PROVIDED DATA:
● ● ● ● ● ● ●
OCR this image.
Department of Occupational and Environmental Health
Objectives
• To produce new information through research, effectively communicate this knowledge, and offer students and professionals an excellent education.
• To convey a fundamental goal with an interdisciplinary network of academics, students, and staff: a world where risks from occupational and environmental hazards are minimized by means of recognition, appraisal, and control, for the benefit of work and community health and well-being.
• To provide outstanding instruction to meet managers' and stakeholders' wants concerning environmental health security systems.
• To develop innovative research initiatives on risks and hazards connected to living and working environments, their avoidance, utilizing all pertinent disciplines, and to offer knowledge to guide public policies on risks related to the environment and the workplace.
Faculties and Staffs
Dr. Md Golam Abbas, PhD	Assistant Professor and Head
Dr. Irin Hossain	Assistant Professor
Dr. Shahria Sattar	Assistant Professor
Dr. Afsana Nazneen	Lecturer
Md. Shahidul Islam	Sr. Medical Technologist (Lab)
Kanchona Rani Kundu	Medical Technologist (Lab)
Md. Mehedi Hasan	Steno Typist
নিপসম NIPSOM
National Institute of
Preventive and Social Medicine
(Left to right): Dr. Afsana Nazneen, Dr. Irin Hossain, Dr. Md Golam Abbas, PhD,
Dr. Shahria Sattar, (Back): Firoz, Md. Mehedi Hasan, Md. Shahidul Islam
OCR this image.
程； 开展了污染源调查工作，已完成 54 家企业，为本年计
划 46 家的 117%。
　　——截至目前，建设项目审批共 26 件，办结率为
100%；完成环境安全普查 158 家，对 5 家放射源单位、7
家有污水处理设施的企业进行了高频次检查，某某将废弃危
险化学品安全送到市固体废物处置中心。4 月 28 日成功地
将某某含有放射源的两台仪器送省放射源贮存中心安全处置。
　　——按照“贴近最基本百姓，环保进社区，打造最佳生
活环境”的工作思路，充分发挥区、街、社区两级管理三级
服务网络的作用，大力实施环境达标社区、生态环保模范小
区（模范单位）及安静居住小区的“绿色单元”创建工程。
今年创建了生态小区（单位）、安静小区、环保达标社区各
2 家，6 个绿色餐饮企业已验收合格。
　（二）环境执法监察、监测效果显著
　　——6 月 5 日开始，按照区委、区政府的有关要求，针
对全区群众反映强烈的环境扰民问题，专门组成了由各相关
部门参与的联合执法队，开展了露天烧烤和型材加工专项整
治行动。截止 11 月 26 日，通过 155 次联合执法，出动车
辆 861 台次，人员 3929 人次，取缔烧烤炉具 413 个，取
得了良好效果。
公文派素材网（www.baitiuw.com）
● ● ● ● ● ● ●
EXERCISE TASK:
Find how many lines of the material carry the string "risks". Only the number should be in the answer.

REPLY TO THE EXERCISE:
2